WHAT THE EXERCISE ASKS | Output each entry below as it stands, leaving out every picture.

[BEGIN DATA RECORDS]

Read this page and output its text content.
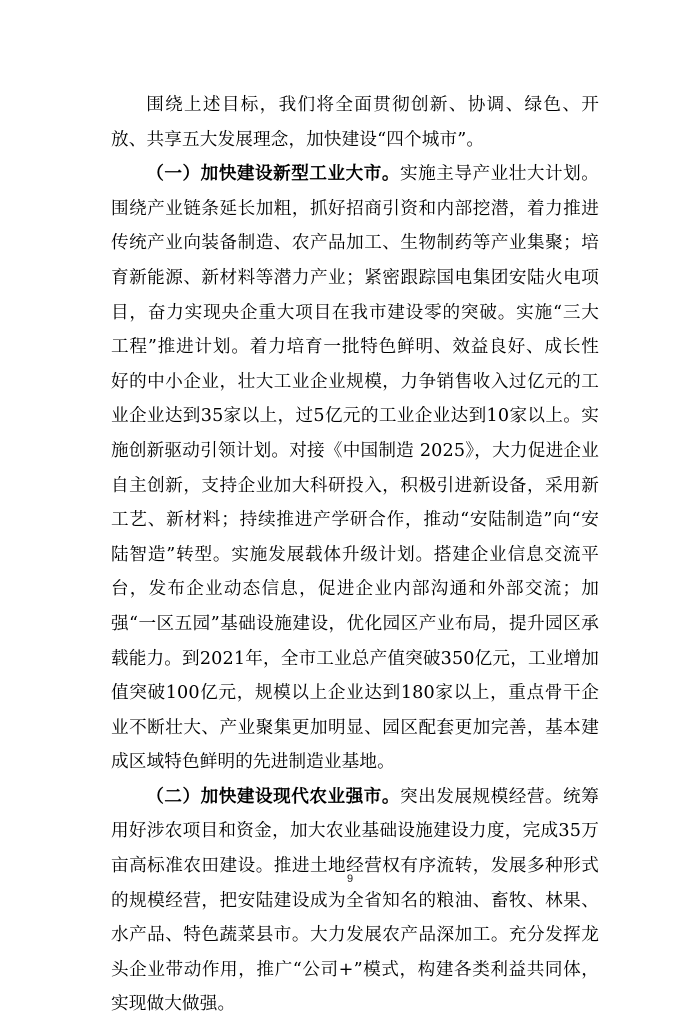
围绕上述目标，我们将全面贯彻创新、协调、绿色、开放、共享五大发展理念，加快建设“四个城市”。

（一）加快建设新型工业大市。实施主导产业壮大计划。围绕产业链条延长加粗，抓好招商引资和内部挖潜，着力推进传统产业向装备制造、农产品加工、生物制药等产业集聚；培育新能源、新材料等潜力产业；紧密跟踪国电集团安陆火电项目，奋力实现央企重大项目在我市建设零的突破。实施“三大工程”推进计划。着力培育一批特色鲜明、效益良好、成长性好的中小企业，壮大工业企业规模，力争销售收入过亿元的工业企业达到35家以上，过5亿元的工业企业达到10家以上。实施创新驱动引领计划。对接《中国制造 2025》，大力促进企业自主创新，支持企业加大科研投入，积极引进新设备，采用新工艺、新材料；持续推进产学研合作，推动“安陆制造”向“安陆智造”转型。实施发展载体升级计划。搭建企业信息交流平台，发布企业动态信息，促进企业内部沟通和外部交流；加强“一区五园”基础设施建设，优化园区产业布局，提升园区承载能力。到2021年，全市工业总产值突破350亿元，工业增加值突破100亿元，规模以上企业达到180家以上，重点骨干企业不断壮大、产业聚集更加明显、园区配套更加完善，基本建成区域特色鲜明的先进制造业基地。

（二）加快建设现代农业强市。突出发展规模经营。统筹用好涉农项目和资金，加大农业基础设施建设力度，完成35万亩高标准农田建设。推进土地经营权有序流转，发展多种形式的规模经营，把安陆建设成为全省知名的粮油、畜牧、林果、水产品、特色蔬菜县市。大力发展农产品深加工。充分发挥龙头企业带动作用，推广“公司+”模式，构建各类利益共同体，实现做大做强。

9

[END DATA RECORDS]

COMPLETED TASK |
Read this page and output its text content.
围绕上述目标，我们将全面贯彻创新、协调、绿色、开放、共享五大发展理念，加快建设“四个城市”。

（一）加快建设新型工业大市。实施主导产业壮大计划。围绕产业链条延长加粗，抓好招商引资和内部挖潜，着力推进传统产业向装备制造、农产品加工、生物制药等产业集聚；培育新能源、新材料等潜力产业；紧密跟踪国电集团安陆火电项目，奋力实现央企重大项目在我市建设零的突破。实施“三大工程”推进计划。着力培育一批特色鲜明、效益良好、成长性好的中小企业，壮大工业企业规模，力争销售收入过亿元的工业企业达到35家以上，过5亿元的工业企业达到10家以上。实施创新驱动引领计划。对接《中国制造 2025》，大力促进企业自主创新，支持企业加大科研投入，积极引进新设备，采用新工艺、新材料；持续推进产学研合作，推动“安陆制造”向“安陆智造”转型。实施发展载体升级计划。搭建企业信息交流平台，发布企业动态信息，促进企业内部沟通和外部交流；加强“一区五园”基础设施建设，优化园区产业布局，提升园区承载能力。到2021年，全市工业总产值突破350亿元，工业增加值突破100亿元，规模以上企业达到180家以上，重点骨干企业不断壮大、产业聚集更加明显、园区配套更加完善，基本建成区域特色鲜明的先进制造业基地。

（二）加快建设现代农业强市。突出发展规模经营。统筹用好涉农项目和资金，加大农业基础设施建设力度，完成35万亩高标准农田建设。推进土地经营权有序流转，发展多种形式的规模经营，把安陆建设成为全省知名的粮油、畜牧、林果、水产品、特色蔬菜县市。大力发展农产品深加工。充分发挥龙头企业带动作用，推广“公司+”模式，构建各类利益共同体，实现做大做强。

9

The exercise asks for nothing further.